» **Yapılacak işler**
1 > Aşağıdaki ifadelerin Akdeniz Üniversitesi olaylarına dair metinle uyuşup uyuşmadığını belirtin. Her biri için evet ya da hayır deyin ve karar veren sözleri metinden aynen alıntılayın.
(a) Açılan ateşte bazı öğrenciler yaralandı.
(b) Olayların ardından 13 üniversite öğrencisi tutuklandı.
(c) Olaylar sırasında 9 el kurşun sıkıldı.
2 > Akdeniz Üniversitesi olaylarına dair metne göre şu soruları yanıtlayın:
(a) Olaylar hangi tarihlerde yaşandı?
(b) Yurtlardan yaklaşık kaç kişi uzaklaştırıldı?
(c) Yaklaşık kaç kişi hakkında soruşturma açıldı?
3 > Akdeniz Üniversitesi olaylarına dair metni son cümlesinden sonra sürdürün.

» **Seçilen metin**
◇ ◇ ◇ ◇ ◇

26 Haziran 2008 00:00

Akdeniz Üniversitesi’ndeki olaylar ve sonrası

4 ve 6 Nisan tarihlerinde Akdeniz Üniversitesi merkez kampüsünde eli silahlı bir grup faşist dışardan gelerek üniversite öğrencilerine ateş açmış, şans eseri kurşunlar kimseye isabet etmemiştir

Paylaş

4 ve 6 Nisan tarihlerinde Akdeniz Üniversitesi merkez kampüsünde eli silahlı bir grup faşist dışardan gelerek üniversite öğrencilerine ateş açmış, şans eseri kurşunlar kimseye isabet etmemiştir. Olayların ardından yaklaşık 2.5 ay geçti ve geçen bu süre zarfında yaklaşık 110 kişi yurtlardan uzaklaştırıldı. Öncesi ve sonrasıyla yaklaşık 50 kişi hakkında soruşturma açıldı ve 13 üniversite öğrencisi tutuklandı.
Hatırlanacağı gibi bu silahlı faşist grup ellerini kollarını sallayarak kampüse girmiş, olaylar yaşanırken 9 el kurşun sıkılmış. Her yerde kolaylıkla bulunamayacak türden kesici ve delici aletlerle yine ellerini kollarını sallayarak dışarı çıkmışlardır.

◇ ◇ ◇ ◇ ◇

» **Veri bloğu**

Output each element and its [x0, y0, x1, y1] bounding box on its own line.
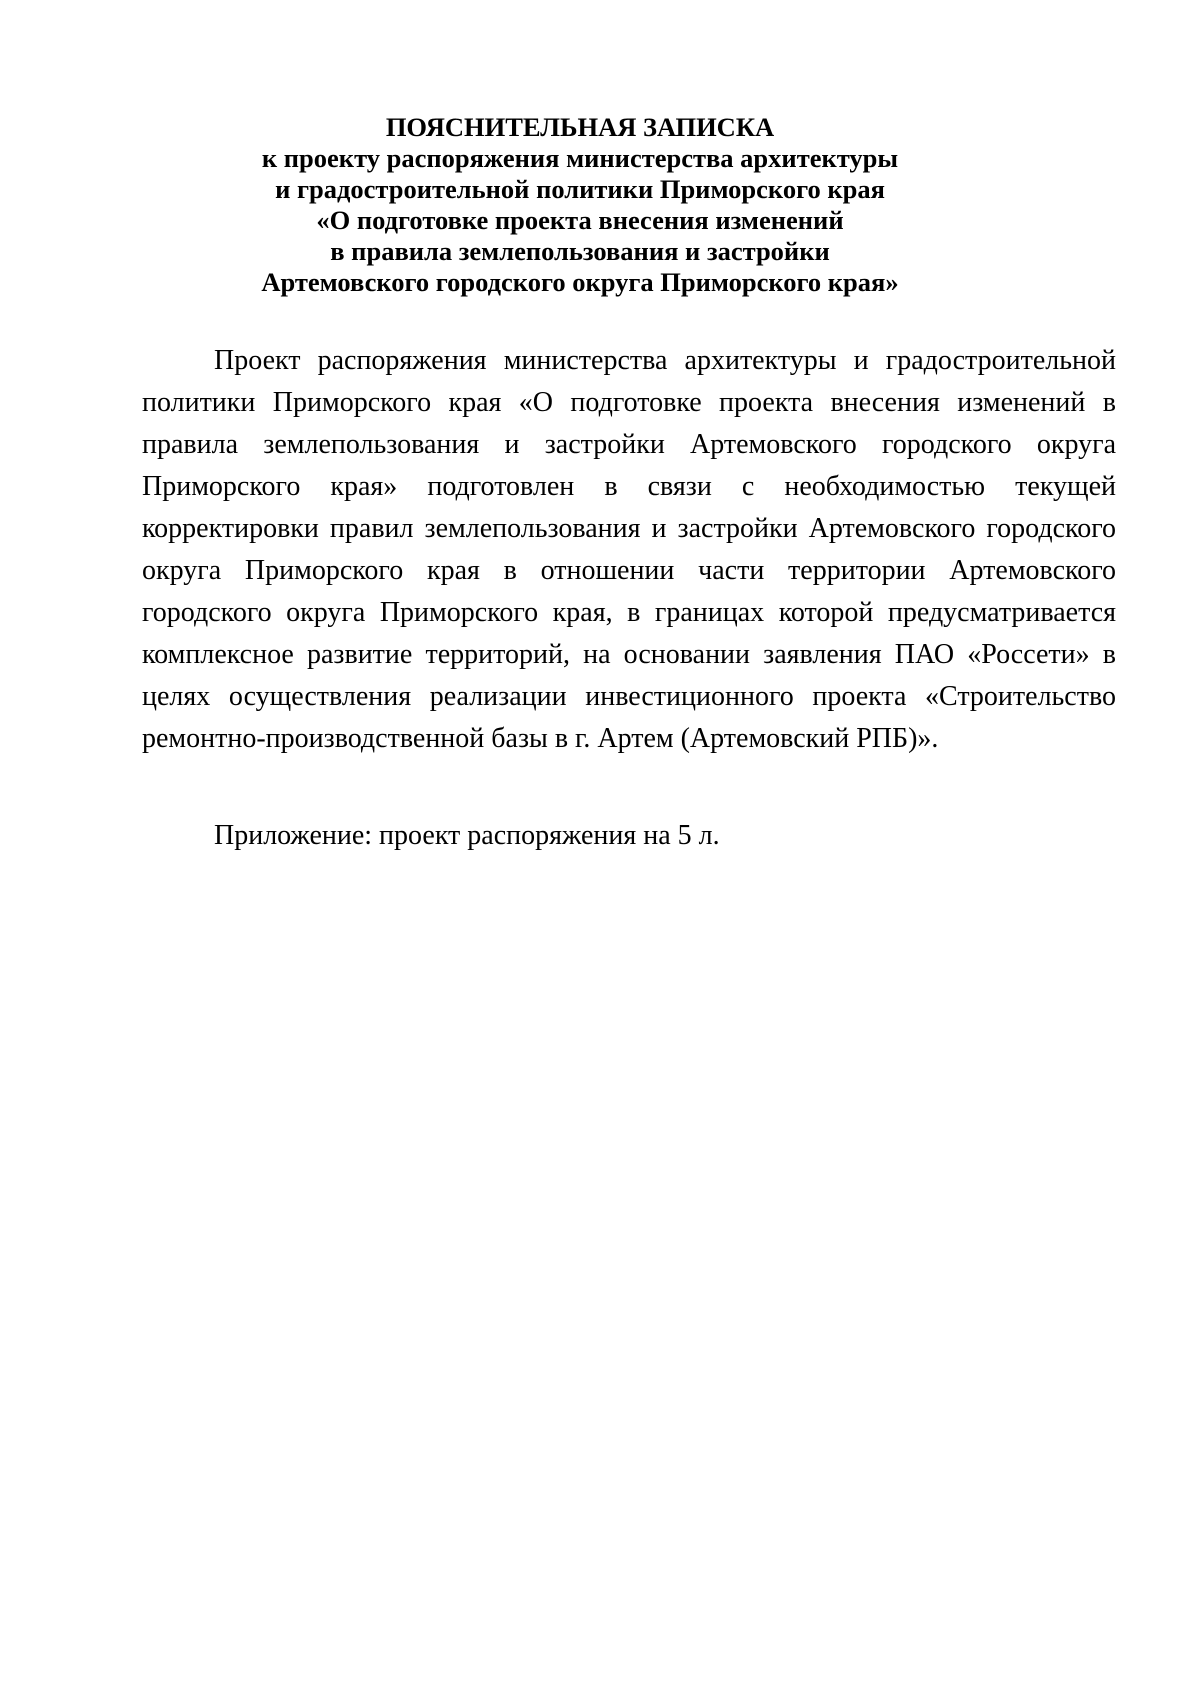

◇ ◇ ◇ ◇ ◇

» **Görev yanıtları**
1 >
(a) Hayır: "şans eseri kurşunlar kimseye isabet etmemiştir"
(b) Evet: "13 üniversite öğrencisi tutuklandı"
(c) Evet: "olaylar yaşanırken 9 el kurşun sıkılmış"

2 >
(a) 4 ve 6 Nisan tarihlerinde.
(b) Yaklaşık 110 kişi.
(c) Yaklaşık 50 kişi.

3 >
Toplumun en aydın kesimi olarak bilinen üniversitelerde bu denli keyfice yapılan saldırıların önlenememesinden daha şaşırtıcı olanı ise K.Y.K Akdeniz Üniversitesi Öğrenci Yurdu yönetiminin trajikomik bir şekilde saldırıya maruz kalan üniversite öğrencilerini yurttan uzaklaştırması olmuştur. Yine aynı şekilde kesinlikle üzerine bir görev düşmemesine rağmen bir yurt idari görevlisinin güvenlikler ve polislerin arasından sıyrılarak devrimci demokrat öğrencilere sopayla saldırması faşist gerici örgütlenmelerin yurt yönetimleri ile nasıl bir işbirliği içinde olduğu sorusunu akıllarda cevapsız olarak bırakmıştır. Geçen sürede yurt müdürü görevinden alınmış yerine atanan yurt müdürü ise hiçbir şekilde öğrencileri muhatap almayarak yurtların ne kadar keyfi yönetildiklerini göstermiştir. Binlerce öğrencinin barınmasından sorumlu K.Y.K bu keyfiyete nasıl göz yummaktadır?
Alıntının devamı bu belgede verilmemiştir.